Dataset records
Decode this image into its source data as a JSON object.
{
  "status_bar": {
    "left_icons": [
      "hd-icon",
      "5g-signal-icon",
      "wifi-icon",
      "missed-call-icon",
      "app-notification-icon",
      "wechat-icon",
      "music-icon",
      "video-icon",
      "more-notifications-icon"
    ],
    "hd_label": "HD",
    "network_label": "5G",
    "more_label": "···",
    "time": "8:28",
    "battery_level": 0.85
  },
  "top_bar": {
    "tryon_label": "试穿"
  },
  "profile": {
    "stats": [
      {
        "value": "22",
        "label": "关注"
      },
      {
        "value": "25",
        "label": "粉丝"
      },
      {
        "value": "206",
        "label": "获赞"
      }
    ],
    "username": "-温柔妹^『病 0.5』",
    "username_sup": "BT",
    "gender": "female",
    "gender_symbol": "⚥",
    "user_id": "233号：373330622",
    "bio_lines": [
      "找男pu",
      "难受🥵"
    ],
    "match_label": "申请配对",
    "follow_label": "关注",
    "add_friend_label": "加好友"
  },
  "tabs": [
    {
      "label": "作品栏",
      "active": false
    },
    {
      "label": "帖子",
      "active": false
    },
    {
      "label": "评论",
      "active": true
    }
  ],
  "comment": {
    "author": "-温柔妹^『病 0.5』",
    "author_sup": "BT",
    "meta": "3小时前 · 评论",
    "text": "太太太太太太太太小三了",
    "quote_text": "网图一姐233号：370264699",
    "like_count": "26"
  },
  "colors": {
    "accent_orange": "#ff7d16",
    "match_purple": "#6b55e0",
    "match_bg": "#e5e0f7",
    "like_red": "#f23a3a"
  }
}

--- The task ---
Exactly as written above, please repeat the entries.

--- Output for this exercise ---
Decode this image into its source data as a JSON object.
{
  "status_bar": {
    "left_icons": [
      "hd-icon",
      "5g-signal-icon",
      "wifi-icon",
      "missed-call-icon",
      "app-notification-icon",
      "wechat-icon",
      "music-icon",
      "video-icon",
      "more-notifications-icon"
    ],
    "hd_label": "HD",
    "network_label": "5G",
    "more_label": "···",
    "time": "8:28",
    "battery_level": 0.85
  },
  "top_bar": {
    "tryon_label": "试穿"
  },
  "profile": {
    "stats": [
      {
        "value": "22",
        "label": "关注"
      },
      {
        "value": "25",
        "label": "粉丝"
      },
      {
        "value": "206",
        "label": "获赞"
      }
    ],
    "username": "-温柔妹^『病 0.5』",
    "username_sup": "BT",
    "gender": "female",
    "gender_symbol": "⚥",
    "user_id": "233号：373330622",
    "bio_lines": [
      "找男pu",
      "难受🥵"
    ],
    "match_label": "申请配对",
    "follow_label": "关注",
    "add_friend_label": "加好友"
  },
  "tabs": [
    {
      "label": "作品栏",
      "active": false
    },
    {
      "label": "帖子",
      "active": false
    },
    {
      "label": "评论",
      "active": true
    }
  ],
  "comment": {
    "author": "-温柔妹^『病 0.5』",
    "author_sup": "BT",
    "meta": "3小时前 · 评论",
    "text": "太太太太太太太太小三了",
    "quote_text": "网图一姐233号：370264699",
    "like_count": "26"
  },
  "colors": {
    "accent_orange": "#ff7d16",
    "match_purple": "#6b55e0",
    "match_bg": "#e5e0f7",
    "like_red": "#f23a3a"
  }
}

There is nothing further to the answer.